-------- Task material
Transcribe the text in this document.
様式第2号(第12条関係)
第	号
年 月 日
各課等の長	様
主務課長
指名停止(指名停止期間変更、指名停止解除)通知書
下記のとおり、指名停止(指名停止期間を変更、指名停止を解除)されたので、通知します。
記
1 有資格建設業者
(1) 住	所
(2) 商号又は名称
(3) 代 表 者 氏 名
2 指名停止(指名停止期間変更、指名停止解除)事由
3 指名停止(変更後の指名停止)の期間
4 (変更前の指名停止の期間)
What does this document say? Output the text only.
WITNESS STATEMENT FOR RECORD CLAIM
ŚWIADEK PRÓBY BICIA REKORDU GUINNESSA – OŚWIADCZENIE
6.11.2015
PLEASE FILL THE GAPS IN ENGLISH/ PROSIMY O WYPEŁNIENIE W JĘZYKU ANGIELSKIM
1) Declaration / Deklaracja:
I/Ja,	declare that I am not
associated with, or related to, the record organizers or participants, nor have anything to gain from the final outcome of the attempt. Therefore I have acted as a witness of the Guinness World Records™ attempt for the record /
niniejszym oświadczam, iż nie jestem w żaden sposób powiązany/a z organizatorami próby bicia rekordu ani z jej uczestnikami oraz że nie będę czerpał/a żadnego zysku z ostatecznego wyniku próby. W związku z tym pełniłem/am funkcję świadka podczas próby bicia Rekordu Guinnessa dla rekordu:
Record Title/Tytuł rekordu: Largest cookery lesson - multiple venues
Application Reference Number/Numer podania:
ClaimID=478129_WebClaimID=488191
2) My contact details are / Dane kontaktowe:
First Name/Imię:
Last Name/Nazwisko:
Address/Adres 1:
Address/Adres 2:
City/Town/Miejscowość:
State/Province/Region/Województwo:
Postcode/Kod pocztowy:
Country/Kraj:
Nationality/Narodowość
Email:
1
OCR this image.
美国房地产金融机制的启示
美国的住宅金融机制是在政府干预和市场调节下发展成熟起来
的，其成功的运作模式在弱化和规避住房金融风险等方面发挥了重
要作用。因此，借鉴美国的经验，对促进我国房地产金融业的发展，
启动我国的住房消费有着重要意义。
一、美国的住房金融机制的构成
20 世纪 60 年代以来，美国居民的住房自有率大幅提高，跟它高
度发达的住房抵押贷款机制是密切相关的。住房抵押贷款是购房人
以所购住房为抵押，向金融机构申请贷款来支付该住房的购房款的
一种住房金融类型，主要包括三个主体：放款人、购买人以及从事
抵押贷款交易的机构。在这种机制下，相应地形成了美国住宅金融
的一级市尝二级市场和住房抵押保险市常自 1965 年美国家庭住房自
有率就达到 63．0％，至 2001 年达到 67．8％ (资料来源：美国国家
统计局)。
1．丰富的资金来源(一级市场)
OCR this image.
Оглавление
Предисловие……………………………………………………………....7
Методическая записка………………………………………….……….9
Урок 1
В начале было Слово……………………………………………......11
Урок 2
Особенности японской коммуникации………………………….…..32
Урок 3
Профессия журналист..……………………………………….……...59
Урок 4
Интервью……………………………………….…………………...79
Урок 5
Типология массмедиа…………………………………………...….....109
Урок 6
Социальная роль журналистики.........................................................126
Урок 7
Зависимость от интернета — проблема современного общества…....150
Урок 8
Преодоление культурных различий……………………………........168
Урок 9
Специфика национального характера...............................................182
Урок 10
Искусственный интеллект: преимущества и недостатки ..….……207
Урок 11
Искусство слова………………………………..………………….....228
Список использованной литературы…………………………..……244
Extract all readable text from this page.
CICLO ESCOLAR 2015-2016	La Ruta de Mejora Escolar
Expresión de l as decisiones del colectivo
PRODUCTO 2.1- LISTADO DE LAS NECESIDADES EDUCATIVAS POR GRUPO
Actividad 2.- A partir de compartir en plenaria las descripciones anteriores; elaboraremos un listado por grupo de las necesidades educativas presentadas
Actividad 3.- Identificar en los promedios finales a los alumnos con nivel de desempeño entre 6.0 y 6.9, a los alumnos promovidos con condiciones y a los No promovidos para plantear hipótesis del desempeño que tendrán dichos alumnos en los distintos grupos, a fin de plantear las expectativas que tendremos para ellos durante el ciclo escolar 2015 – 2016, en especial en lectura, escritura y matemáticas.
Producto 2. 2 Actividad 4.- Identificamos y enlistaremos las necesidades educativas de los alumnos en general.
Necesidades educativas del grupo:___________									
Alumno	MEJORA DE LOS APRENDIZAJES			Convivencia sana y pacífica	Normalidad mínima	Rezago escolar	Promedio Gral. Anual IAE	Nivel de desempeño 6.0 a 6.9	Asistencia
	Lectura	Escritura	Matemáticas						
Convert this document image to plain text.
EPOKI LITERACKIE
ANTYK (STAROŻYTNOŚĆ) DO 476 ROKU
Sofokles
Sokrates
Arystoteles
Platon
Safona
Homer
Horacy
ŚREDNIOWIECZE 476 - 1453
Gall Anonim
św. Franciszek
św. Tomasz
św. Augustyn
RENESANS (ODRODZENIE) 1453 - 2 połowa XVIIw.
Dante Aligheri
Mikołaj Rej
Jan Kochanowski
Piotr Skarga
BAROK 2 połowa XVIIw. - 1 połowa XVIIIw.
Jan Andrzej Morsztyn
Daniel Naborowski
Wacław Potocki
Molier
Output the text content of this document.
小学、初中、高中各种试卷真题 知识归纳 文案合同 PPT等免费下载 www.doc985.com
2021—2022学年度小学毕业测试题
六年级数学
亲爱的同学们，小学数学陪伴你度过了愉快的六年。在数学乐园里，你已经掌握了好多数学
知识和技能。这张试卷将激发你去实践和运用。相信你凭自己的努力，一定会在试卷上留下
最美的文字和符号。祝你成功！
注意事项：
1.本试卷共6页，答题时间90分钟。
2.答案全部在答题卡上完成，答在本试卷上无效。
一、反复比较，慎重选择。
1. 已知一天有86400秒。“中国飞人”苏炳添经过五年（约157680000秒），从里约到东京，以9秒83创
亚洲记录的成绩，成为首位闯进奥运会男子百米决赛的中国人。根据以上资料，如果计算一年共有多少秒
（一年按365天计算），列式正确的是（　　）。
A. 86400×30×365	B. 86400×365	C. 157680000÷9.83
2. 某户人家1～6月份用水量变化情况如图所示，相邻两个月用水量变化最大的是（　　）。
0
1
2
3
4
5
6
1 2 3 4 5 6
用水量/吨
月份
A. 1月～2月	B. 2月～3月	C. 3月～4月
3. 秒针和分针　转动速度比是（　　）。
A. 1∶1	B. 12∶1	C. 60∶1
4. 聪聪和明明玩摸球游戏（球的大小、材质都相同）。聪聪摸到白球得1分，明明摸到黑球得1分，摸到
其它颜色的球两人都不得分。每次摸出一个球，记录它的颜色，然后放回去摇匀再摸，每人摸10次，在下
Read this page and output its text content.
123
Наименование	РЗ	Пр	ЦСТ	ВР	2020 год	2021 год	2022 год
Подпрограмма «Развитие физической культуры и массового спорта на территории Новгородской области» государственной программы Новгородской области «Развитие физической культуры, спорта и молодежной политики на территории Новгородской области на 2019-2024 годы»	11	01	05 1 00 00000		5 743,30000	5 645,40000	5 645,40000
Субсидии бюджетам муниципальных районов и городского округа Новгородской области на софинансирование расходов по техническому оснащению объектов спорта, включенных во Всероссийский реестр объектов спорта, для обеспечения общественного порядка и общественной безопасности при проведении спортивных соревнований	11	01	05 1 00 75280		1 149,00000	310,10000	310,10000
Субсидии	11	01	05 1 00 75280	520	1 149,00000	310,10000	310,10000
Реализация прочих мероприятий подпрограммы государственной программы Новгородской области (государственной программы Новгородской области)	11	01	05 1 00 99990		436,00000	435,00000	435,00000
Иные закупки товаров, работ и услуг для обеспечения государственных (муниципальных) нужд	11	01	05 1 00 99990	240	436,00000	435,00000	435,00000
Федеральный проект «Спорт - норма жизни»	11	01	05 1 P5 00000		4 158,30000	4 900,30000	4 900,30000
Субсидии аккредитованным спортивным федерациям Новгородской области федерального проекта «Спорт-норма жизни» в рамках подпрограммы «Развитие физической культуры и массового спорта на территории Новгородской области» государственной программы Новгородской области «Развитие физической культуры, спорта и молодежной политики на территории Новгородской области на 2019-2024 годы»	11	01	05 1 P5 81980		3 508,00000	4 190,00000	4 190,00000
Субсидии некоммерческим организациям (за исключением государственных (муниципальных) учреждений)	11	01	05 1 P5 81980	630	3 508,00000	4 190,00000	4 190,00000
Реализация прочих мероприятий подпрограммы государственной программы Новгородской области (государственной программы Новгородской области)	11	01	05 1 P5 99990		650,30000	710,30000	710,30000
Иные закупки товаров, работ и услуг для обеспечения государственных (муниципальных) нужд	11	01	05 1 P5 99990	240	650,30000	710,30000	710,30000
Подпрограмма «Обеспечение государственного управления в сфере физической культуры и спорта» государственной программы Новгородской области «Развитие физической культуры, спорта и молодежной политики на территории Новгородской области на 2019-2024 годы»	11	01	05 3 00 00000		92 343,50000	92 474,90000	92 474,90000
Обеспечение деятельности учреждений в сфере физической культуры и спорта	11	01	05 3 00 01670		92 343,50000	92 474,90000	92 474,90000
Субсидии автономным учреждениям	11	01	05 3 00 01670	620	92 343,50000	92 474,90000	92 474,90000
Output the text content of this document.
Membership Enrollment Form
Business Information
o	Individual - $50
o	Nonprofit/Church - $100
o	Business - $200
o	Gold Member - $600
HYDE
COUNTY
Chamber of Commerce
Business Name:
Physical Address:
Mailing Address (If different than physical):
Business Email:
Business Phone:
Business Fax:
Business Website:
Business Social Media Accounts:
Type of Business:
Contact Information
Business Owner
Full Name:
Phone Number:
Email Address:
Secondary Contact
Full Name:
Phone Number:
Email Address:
----------------
Exercise requirements
Gather up the lines that contain the word "Name".

Exercise solution
First Name/Imię:
Last Name/Nazwisko:
Business Name:
Full Name:
Full Name:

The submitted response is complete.